Exercise aim => Below are some records; retype all of them exactly.

Dataset excerpts =>
----
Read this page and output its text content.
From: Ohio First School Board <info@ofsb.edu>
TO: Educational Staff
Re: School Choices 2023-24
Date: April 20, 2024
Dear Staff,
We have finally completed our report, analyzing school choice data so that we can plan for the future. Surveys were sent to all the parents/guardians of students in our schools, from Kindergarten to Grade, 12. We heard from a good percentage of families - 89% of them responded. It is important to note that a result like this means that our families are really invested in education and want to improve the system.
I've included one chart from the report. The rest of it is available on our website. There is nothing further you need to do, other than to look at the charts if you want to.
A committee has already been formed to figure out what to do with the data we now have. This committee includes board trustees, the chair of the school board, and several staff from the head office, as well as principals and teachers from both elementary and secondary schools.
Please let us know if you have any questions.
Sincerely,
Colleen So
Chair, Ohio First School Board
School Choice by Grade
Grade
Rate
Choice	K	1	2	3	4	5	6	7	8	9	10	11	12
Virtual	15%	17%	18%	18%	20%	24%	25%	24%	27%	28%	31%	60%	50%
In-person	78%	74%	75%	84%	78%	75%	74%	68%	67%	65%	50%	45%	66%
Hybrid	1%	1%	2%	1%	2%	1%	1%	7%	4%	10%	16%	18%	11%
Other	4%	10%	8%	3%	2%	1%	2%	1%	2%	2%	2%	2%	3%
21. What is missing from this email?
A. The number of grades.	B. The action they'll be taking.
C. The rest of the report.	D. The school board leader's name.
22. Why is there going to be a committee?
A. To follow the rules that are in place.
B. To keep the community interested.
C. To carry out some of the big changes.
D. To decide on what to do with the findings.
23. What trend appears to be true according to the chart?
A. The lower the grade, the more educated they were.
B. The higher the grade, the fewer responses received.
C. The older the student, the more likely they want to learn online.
----
Solution below =>
Read this page and output its text content.
From: Ohio First School Board <info@ofsb.edu>
TO: Educational Staff
Re: School Choices 2023-24
Date: April 20, 2024
Dear Staff,
We have finally completed our report, analyzing school choice data so that we can plan for the future. Surveys were sent to all the parents/guardians of students in our schools, from Kindergarten to Grade, 12. We heard from a good percentage of families - 89% of them responded. It is important to note that a result like this means that our families are really invested in education and want to improve the system.
I've included one chart from the report. The rest of it is available on our website. There is nothing further you need to do, other than to look at the charts if you want to.
A committee has already been formed to figure out what to do with the data we now have. This committee includes board trustees, the chair of the school board, and several staff from the head office, as well as principals and teachers from both elementary and secondary schools.
Please let us know if you have any questions.
Sincerely,
Colleen So
Chair, Ohio First School Board
School Choice by Grade
Grade
Rate
Choice	K	1	2	3	4	5	6	7	8	9	10	11	12
Virtual	15%	17%	18%	18%	20%	24%	25%	24%	27%	28%	31%	60%	50%
In-person	78%	74%	75%	84%	78%	75%	74%	68%	67%	65%	50%	45%	66%
Hybrid	1%	1%	2%	1%	2%	1%	1%	7%	4%	10%	16%	18%	11%
Other	4%	10%	8%	3%	2%	1%	2%	1%	2%	2%	2%	2%	3%
21. What is missing from this email?
A. The number of grades.	B. The action they'll be taking.
C. The rest of the report.	D. The school board leader's name.
22. Why is there going to be a committee?
A. To follow the rules that are in place.
B. To keep the community interested.
C. To carry out some of the big changes.
D. To decide on what to do with the findings.
23. What trend appears to be true according to the chart?
A. The lower the grade, the more educated they were.
B. The higher the grade, the fewer responses received.
C. The older the student, the more likely they want to learn online.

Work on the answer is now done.